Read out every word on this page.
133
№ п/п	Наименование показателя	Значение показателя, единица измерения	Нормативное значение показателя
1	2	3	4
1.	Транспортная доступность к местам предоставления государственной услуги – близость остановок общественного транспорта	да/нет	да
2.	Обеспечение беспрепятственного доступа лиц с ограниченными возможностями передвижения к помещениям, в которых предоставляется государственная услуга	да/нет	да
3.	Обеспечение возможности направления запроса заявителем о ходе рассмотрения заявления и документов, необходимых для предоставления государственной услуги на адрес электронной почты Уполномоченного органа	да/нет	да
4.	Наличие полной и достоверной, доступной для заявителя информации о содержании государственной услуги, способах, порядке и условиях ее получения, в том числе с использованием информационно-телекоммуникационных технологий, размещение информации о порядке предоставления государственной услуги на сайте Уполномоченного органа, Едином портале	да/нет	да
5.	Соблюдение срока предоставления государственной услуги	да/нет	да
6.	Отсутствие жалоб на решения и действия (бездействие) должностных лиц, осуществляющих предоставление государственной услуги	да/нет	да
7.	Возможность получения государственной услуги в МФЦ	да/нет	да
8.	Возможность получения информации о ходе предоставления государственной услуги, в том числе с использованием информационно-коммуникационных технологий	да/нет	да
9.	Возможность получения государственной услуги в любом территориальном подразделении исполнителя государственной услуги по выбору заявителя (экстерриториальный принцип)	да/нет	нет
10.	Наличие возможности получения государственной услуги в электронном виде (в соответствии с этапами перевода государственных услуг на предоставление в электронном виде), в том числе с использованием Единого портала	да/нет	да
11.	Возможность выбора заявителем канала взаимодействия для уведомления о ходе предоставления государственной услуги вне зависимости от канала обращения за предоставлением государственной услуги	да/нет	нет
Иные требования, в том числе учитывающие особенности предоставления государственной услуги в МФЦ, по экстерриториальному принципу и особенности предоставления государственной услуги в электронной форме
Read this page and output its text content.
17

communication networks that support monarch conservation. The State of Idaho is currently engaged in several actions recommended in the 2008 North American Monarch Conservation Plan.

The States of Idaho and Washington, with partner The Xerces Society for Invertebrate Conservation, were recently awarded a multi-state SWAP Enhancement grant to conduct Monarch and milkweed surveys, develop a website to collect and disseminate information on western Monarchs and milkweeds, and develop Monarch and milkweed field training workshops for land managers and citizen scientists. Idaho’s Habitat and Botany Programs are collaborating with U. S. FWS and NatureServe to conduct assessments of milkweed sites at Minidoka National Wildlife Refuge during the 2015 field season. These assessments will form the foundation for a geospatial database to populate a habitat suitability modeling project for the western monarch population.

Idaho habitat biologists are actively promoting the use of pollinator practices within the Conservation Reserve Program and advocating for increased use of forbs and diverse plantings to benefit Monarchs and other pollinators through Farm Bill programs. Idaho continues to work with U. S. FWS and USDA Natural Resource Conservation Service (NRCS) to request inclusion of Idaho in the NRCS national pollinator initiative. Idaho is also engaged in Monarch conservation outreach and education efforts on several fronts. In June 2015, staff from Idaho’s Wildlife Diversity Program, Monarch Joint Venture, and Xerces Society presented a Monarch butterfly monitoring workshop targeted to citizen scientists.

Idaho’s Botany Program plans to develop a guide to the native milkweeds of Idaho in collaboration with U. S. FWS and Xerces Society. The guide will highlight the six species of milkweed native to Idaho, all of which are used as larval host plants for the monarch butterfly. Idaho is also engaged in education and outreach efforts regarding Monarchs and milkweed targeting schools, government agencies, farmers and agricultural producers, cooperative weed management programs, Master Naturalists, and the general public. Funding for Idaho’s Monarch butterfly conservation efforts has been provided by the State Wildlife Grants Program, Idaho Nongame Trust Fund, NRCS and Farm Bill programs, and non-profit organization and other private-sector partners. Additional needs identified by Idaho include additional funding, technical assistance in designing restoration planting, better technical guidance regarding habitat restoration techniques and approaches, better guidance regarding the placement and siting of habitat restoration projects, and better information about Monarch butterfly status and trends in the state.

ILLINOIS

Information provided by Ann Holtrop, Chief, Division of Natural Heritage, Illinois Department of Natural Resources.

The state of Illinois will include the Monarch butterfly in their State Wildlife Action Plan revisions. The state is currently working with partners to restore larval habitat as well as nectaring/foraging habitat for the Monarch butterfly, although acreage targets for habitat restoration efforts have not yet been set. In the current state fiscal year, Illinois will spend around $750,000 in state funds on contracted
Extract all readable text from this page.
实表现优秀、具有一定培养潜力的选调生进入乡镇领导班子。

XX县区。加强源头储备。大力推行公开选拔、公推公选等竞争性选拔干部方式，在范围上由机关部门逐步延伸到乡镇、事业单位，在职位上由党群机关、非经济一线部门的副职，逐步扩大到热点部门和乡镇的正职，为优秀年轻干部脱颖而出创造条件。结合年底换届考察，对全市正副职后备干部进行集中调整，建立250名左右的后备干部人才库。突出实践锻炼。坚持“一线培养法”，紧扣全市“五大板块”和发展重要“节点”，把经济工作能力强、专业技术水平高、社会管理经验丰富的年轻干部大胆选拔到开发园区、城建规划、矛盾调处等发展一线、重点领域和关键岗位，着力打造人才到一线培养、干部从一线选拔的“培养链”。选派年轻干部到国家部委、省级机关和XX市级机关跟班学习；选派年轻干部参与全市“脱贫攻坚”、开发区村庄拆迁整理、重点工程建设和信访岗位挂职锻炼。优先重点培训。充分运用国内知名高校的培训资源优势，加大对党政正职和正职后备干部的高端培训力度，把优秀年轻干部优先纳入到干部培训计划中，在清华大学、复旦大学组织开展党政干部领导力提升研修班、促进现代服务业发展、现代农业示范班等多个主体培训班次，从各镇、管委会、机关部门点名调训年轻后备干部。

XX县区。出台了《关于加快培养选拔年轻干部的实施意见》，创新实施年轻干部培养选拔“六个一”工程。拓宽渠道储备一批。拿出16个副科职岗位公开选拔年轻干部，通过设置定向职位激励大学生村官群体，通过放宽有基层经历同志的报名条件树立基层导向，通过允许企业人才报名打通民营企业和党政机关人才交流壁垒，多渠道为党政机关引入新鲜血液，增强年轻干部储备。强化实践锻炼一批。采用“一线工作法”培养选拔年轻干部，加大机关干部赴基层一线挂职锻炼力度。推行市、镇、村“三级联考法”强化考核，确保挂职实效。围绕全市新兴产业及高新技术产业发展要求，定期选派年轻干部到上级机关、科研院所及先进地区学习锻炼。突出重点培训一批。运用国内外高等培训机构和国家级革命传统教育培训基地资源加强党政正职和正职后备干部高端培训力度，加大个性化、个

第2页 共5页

#### TASK TO COMPLETE
The lines to quote run from the one containing "Extract all readable text from this page." through the final line of the material above; please give them exactly, both ends included, and nothing else.

#### OUTPUT FOR THIS EXERCISE
Extract all readable text from this page.
实表现优秀、具有一定培养潜力的选调生进入乡镇领导班子。

XX县区。加强源头储备。大力推行公开选拔、公推公选等竞争性选拔干部方式，在范围上由机关部门逐步延伸到乡镇、事业单位，在职位上由党群机关、非经济一线部门的副职，逐步扩大到热点部门和乡镇的正职，为优秀年轻干部脱颖而出创造条件。结合年底换届考察，对全市正副职后备干部进行集中调整，建立250名左右的后备干部人才库。突出实践锻炼。坚持“一线培养法”，紧扣全市“五大板块”和发展重要“节点”，把经济工作能力强、专业技术水平高、社会管理经验丰富的年轻干部大胆选拔到开发园区、城建规划、矛盾调处等发展一线、重点领域和关键岗位，着力打造人才到一线培养、干部从一线选拔的“培养链”。选派年轻干部到国家部委、省级机关和XX市级机关跟班学习；选派年轻干部参与全市“脱贫攻坚”、开发区村庄拆迁整理、重点工程建设和信访岗位挂职锻炼。优先重点培训。充分运用国内知名高校的培训资源优势，加大对党政正职和正职后备干部的高端培训力度，把优秀年轻干部优先纳入到干部培训计划中，在清华大学、复旦大学组织开展党政干部领导力提升研修班、促进现代服务业发展、现代农业示范班等多个主体培训班次，从各镇、管委会、机关部门点名调训年轻后备干部。

XX县区。出台了《关于加快培养选拔年轻干部的实施意见》，创新实施年轻干部培养选拔“六个一”工程。拓宽渠道储备一批。拿出16个副科职岗位公开选拔年轻干部，通过设置定向职位激励大学生村官群体，通过放宽有基层经历同志的报名条件树立基层导向，通过允许企业人才报名打通民营企业和党政机关人才交流壁垒，多渠道为党政机关引入新鲜血液，增强年轻干部储备。强化实践锻炼一批。采用“一线工作法”培养选拔年轻干部，加大机关干部赴基层一线挂职锻炼力度。推行市、镇、村“三级联考法”强化考核，确保挂职实效。围绕全市新兴产业及高新技术产业发展要求，定期选派年轻干部到上级机关、科研院所及先进地区学习锻炼。突出重点培训一批。运用国内外高等培训机构和国家级革命传统教育培训基地资源加强党政正职和正职后备干部高端培训力度，加大个性化、个

第2页 共5页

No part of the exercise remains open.